- **RECORDS**:
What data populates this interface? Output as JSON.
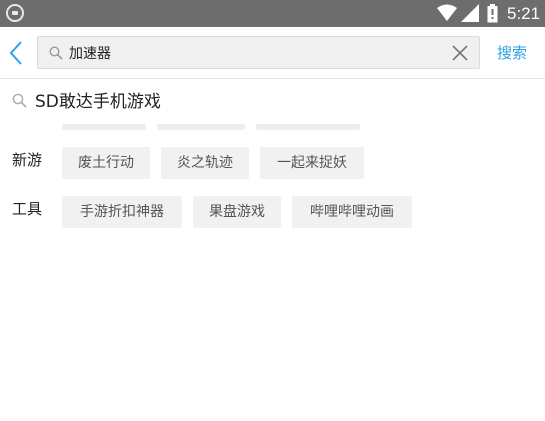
{
  "status_bar": {
    "time": "5:21"
  },
  "header": {
    "search_value": "加速器",
    "search_button_label": "搜索"
  },
  "suggestion": {
    "text": "SD敢达手机游戏"
  },
  "categories": [
    {
      "label": "新游",
      "tags": [
        "废土行动",
        "炎之轨迹",
        "一起来捉妖"
      ]
    },
    {
      "label": "工具",
      "tags": [
        "手游折扣神器",
        "果盘游戏",
        "哔哩哔哩动画"
      ]
    }
  ],
  "colors": {
    "accent": "#2aa1e8",
    "status_bar": "#6d6d6d",
    "tag_background": "#f1f1f1"
  }
}
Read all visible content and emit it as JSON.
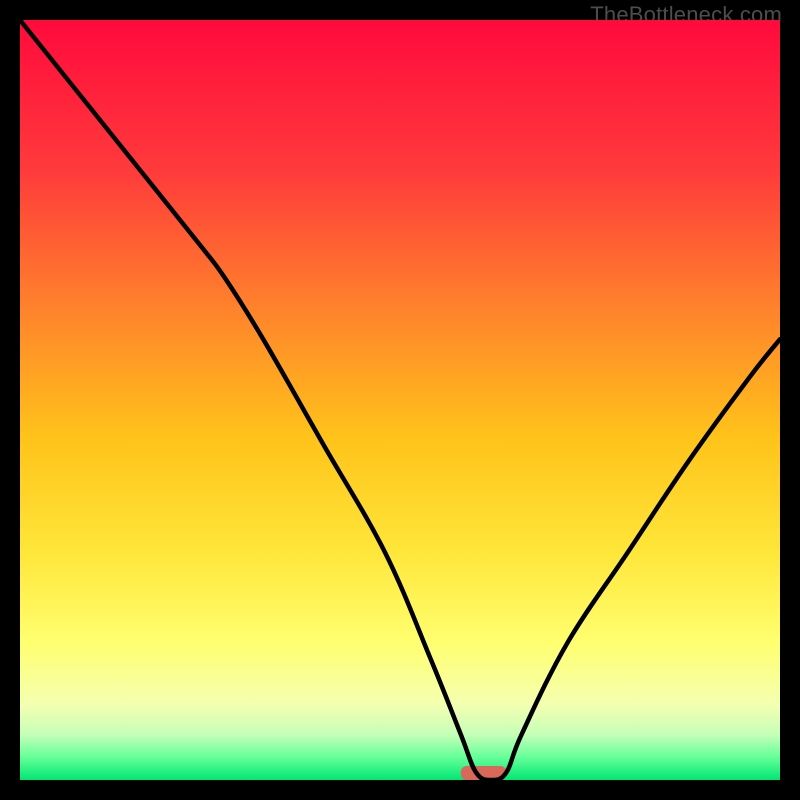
{
  "watermark": "TheBottleneck.com",
  "chart_data": {
    "type": "line",
    "title": "",
    "xlabel": "",
    "ylabel": "",
    "xlim": [
      0,
      100
    ],
    "ylim": [
      0,
      100
    ],
    "series": [
      {
        "name": "bottleneck-curve",
        "x": [
          0,
          8,
          16,
          24,
          27,
          32,
          40,
          48,
          54,
          58,
          60,
          62,
          64,
          66,
          72,
          80,
          88,
          96,
          100
        ],
        "y": [
          100,
          90,
          80,
          70,
          66,
          58,
          44,
          30,
          16,
          6,
          1,
          0,
          1,
          6,
          18,
          30,
          42,
          53,
          58
        ]
      }
    ],
    "marker": {
      "name": "optimal-range",
      "x_center": 61,
      "width": 6,
      "color": "#d9685b"
    },
    "gradient_stops": [
      {
        "y": 0,
        "color": "#ff0a3c"
      },
      {
        "y": 20,
        "color": "#ff3b3b"
      },
      {
        "y": 40,
        "color": "#ff8a2a"
      },
      {
        "y": 55,
        "color": "#ffc31a"
      },
      {
        "y": 70,
        "color": "#ffe63a"
      },
      {
        "y": 82,
        "color": "#ffff70"
      },
      {
        "y": 90,
        "color": "#f4ffb0"
      },
      {
        "y": 94,
        "color": "#c6ffb8"
      },
      {
        "y": 97,
        "color": "#66ff99"
      },
      {
        "y": 100,
        "color": "#00e672"
      }
    ]
  }
}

- **DO THIS**: Tally up the lines holding the word "JSON" in the data above, and answer with that figure only.

- **OUTPUT FOR THIS EXERCISE**: 2